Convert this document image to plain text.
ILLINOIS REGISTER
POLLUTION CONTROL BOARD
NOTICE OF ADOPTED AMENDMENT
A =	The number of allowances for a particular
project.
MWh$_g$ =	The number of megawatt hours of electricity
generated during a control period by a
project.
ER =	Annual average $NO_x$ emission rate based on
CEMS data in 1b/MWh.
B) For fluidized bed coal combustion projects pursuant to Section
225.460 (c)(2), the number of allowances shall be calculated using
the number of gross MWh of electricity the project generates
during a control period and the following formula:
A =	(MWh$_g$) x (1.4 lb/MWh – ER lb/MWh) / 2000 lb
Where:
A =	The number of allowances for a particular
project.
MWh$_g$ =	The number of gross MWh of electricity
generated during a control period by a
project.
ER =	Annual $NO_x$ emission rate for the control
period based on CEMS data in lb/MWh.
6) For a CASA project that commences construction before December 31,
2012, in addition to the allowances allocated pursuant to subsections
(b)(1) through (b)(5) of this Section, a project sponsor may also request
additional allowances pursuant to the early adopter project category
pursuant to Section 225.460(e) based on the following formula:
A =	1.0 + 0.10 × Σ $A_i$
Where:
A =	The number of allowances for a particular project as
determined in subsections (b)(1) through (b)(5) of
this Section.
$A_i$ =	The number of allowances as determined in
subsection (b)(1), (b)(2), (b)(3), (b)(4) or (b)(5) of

◇ ◇ ◇

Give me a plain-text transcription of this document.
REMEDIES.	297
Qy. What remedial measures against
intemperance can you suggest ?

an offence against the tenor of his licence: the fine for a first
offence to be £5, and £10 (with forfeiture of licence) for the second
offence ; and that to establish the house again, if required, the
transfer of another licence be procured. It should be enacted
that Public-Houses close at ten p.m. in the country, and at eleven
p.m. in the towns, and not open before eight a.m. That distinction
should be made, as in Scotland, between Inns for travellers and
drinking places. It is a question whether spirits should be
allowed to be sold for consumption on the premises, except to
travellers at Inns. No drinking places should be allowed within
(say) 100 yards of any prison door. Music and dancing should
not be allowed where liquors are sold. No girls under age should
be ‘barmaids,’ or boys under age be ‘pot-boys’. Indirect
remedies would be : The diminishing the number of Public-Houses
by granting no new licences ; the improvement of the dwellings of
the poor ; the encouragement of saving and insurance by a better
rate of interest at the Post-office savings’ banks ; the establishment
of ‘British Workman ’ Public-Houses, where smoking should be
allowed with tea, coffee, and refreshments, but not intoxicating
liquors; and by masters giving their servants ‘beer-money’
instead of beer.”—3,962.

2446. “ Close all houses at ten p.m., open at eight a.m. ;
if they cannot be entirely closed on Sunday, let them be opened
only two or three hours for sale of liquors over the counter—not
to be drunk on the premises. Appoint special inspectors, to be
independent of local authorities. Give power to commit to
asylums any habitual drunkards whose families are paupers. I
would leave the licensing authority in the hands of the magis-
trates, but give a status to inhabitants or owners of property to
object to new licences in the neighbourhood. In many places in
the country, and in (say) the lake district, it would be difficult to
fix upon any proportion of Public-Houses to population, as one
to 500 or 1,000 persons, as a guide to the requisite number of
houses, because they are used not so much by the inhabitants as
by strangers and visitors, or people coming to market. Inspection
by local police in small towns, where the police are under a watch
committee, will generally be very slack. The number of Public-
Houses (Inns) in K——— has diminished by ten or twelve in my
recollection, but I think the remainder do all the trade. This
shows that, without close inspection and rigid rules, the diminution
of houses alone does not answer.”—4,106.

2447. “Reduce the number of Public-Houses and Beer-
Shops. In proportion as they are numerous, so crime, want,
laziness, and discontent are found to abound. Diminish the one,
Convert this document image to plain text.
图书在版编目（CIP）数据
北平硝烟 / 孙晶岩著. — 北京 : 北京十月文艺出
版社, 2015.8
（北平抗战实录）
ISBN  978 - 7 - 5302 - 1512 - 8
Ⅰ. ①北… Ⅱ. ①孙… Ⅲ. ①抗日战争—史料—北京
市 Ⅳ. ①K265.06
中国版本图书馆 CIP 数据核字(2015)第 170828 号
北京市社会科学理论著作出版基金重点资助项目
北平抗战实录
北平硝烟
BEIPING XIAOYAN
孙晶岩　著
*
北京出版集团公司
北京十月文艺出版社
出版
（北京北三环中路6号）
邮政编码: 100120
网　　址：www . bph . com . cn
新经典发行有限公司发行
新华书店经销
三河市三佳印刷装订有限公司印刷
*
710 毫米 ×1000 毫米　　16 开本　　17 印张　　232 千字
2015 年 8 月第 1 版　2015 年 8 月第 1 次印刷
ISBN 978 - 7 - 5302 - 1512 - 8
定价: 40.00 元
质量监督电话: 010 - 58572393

◇ ◇ ◇

Copy out the lines that hold "hours".

▸ RESPONSE TO THIS TASK
MWh$_g$ =	The number of megawatt hours of electricity
only two or three hours for sale of liquors over the counter—not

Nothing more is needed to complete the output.